■ **WORK TO COMPLETE**:
Please transcribe the data below in full, word for word, without the images.

■ **DATASET**:
"""
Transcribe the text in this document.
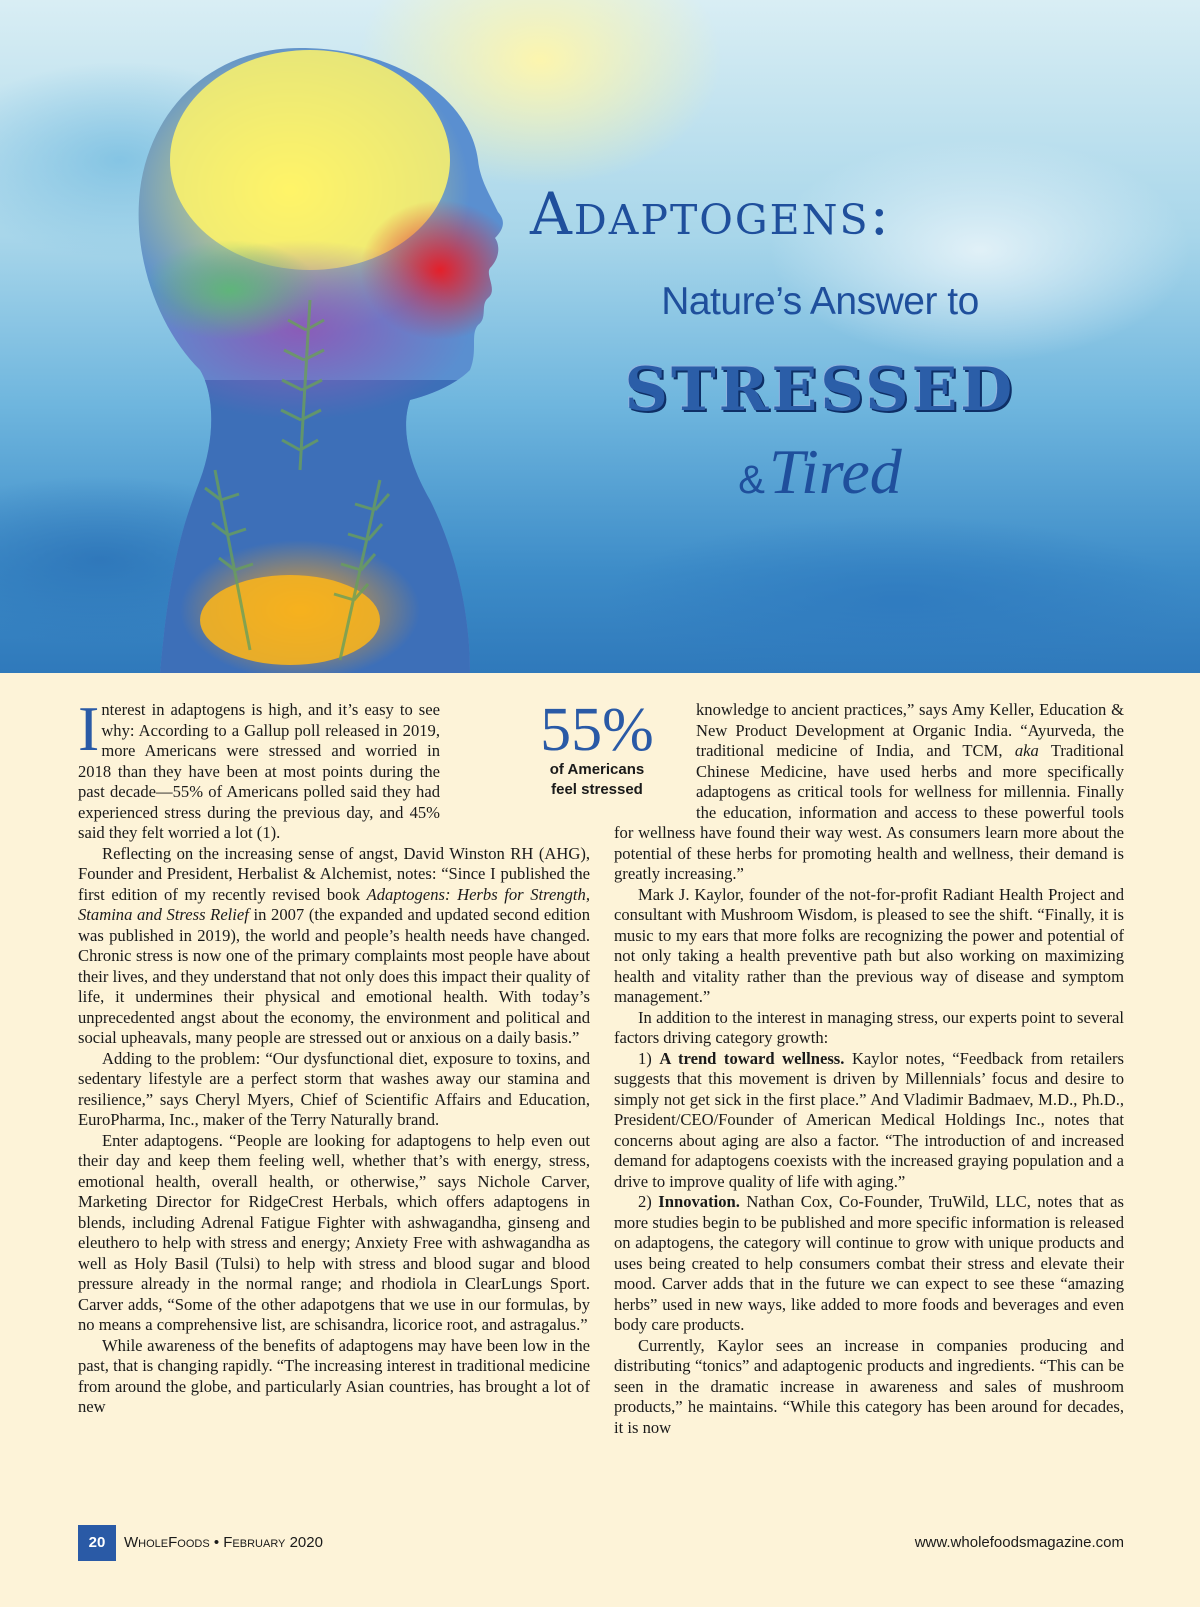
Adaptogens:
Nature’s Answer to
STRESSED
& Tired
55%
of Americans
feel stressed

Interest in adaptogens is high, and it’s easy to see why: According to a Gallup poll released in 2019, more Americans were stressed and worried in 2018 than they have been at most points during the past decade—55% of Americans polled said they had experienced stress during the previous day, and 45% said they felt worried a lot (1).

Reflecting on the increasing sense of angst, David Winston RH (AHG), Founder and President, Herbalist & Alchemist, notes: “Since I published the first edition of my recently revised book Adaptogens: Herbs for Strength, Stamina and Stress Relief in 2007 (the expanded and updated second edition was published in 2019), the world and people’s health needs have changed. Chronic stress is now one of the primary complaints most people have about their lives, and they understand that not only does this impact their quality of life, it undermines their physical and emotional health. With today’s unprecedented angst about the economy, the environment and political and social upheavals, many people are stressed out or anxious on a daily basis.”

Adding to the problem: “Our dysfunctional diet, exposure to toxins, and sedentary lifestyle are a perfect storm that washes away our stamina and resilience,” says Cheryl Myers, Chief of Scientific Affairs and Education, EuroPharma, Inc., maker of the Terry Naturally brand.

Enter adaptogens. “People are looking for adaptogens to help even out their day and keep them feeling well, whether that’s with energy, stress, emotional health, overall health, or otherwise,” says Nichole Carver, Marketing Director for RidgeCrest Herbals, which offers adaptogens in blends, including Adrenal Fatigue Fighter with ashwagandha, ginseng and eleuthero to help with stress and energy; Anxiety Free with ashwagandha as well as Holy Basil (Tulsi) to help with stress and blood sugar and blood pressure already in the normal range; and rhodiola in ClearLungs Sport. Carver adds, “Some of the other adapotgens that we use in our formulas, by no means a comprehensive list, are schisandra, licorice root, and astragalus.”

While awareness of the benefits of adaptogens may have been low in the past, that is changing rapidly. “The increasing interest in traditional medicine from around the globe, and particularly Asian countries, has brought a lot of new

knowledge to ancient practices,” says Amy Keller, Education & New Product Development at Organic India. “Ayurveda, the traditional medicine of India, and TCM, aka Traditional Chinese Medicine, have used herbs and more specifically adaptogens as critical tools for wellness for millennia. Finally the education, information and access to these powerful tools for wellness have found their way west. As consumers learn more about the potential of these herbs for promoting health and wellness, their demand is greatly increasing.”

Mark J. Kaylor, founder of the not-for-profit Radiant Health Project and consultant with Mushroom Wisdom, is pleased to see the shift. “Finally, it is music to my ears that more folks are recognizing the power and potential of not only taking a health preventive path but also working on maximizing health and vitality rather than the previous way of disease and symptom management.”

In addition to the interest in managing stress, our experts point to several factors driving category growth:

1) A trend toward wellness. Kaylor notes, “Feedback from retailers suggests that this movement is driven by Millennials’ focus and desire to simply not get sick in the first place.” And Vladimir Badmaev, M.D., Ph.D., President/CEO/Founder of American Medical Holdings Inc., notes that concerns about aging are also a factor. “The introduction of and increased demand for adaptogens coexists with the increased graying population and a drive to improve quality of life with aging.”

2) Innovation. Nathan Cox, Co-Founder, TruWild, LLC, notes that as more studies begin to be published and more specific information is released on adaptogens, the category will continue to grow with unique products and uses being created to help consumers combat their stress and elevate their mood. Carver adds that in the future we can expect to see these “amazing herbs” used in new ways, like added to more foods and beverages and even body care products.

Currently, Kaylor sees an increase in companies producing and distributing “tonics” and adaptogenic products and ingredients. “This can be seen in the dramatic increase in awareness and sales of mushroom products,” he maintains. “While this category has been around for decades, it is now

20	WholeFoods • February 2020	www.wholefoodsmagazine.com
"""
■ **EXERCISE RESULT**:
Transcribe the text in this document.
Adaptogens:
Nature’s Answer to
STRESSED
& Tired
55%
of Americans
feel stressed

Interest in adaptogens is high, and it’s easy to see why: According to a Gallup poll released in 2019, more Americans were stressed and worried in 2018 than they have been at most points during the past decade—55% of Americans polled said they had experienced stress during the previous day, and 45% said they felt worried a lot (1).

Reflecting on the increasing sense of angst, David Winston RH (AHG), Founder and President, Herbalist & Alchemist, notes: “Since I published the first edition of my recently revised book Adaptogens: Herbs for Strength, Stamina and Stress Relief in 2007 (the expanded and updated second edition was published in 2019), the world and people’s health needs have changed. Chronic stress is now one of the primary complaints most people have about their lives, and they understand that not only does this impact their quality of life, it undermines their physical and emotional health. With today’s unprecedented angst about the economy, the environment and political and social upheavals, many people are stressed out or anxious on a daily basis.”

Adding to the problem: “Our dysfunctional diet, exposure to toxins, and sedentary lifestyle are a perfect storm that washes away our stamina and resilience,” says Cheryl Myers, Chief of Scientific Affairs and Education, EuroPharma, Inc., maker of the Terry Naturally brand.

Enter adaptogens. “People are looking for adaptogens to help even out their day and keep them feeling well, whether that’s with energy, stress, emotional health, overall health, or otherwise,” says Nichole Carver, Marketing Director for RidgeCrest Herbals, which offers adaptogens in blends, including Adrenal Fatigue Fighter with ashwagandha, ginseng and eleuthero to help with stress and energy; Anxiety Free with ashwagandha as well as Holy Basil (Tulsi) to help with stress and blood sugar and blood pressure already in the normal range; and rhodiola in ClearLungs Sport. Carver adds, “Some of the other adapotgens that we use in our formulas, by no means a comprehensive list, are schisandra, licorice root, and astragalus.”

While awareness of the benefits of adaptogens may have been low in the past, that is changing rapidly. “The increasing interest in traditional medicine from around the globe, and particularly Asian countries, has brought a lot of new

knowledge to ancient practices,” says Amy Keller, Education & New Product Development at Organic India. “Ayurveda, the traditional medicine of India, and TCM, aka Traditional Chinese Medicine, have used herbs and more specifically adaptogens as critical tools for wellness for millennia. Finally the education, information and access to these powerful tools for wellness have found their way west. As consumers learn more about the potential of these herbs for promoting health and wellness, their demand is greatly increasing.”

Mark J. Kaylor, founder of the not-for-profit Radiant Health Project and consultant with Mushroom Wisdom, is pleased to see the shift. “Finally, it is music to my ears that more folks are recognizing the power and potential of not only taking a health preventive path but also working on maximizing health and vitality rather than the previous way of disease and symptom management.”

In addition to the interest in managing stress, our experts point to several factors driving category growth:

1) A trend toward wellness. Kaylor notes, “Feedback from retailers suggests that this movement is driven by Millennials’ focus and desire to simply not get sick in the first place.” And Vladimir Badmaev, M.D., Ph.D., President/CEO/Founder of American Medical Holdings Inc., notes that concerns about aging are also a factor. “The introduction of and increased demand for adaptogens coexists with the increased graying population and a drive to improve quality of life with aging.”

2) Innovation. Nathan Cox, Co-Founder, TruWild, LLC, notes that as more studies begin to be published and more specific information is released on adaptogens, the category will continue to grow with unique products and uses being created to help consumers combat their stress and elevate their mood. Carver adds that in the future we can expect to see these “amazing herbs” used in new ways, like added to more foods and beverages and even body care products.

Currently, Kaylor sees an increase in companies producing and distributing “tonics” and adaptogenic products and ingredients. “This can be seen in the dramatic increase in awareness and sales of mushroom products,” he maintains. “While this category has been around for decades, it is now

20	WholeFoods • February 2020	www.wholefoodsmagazine.com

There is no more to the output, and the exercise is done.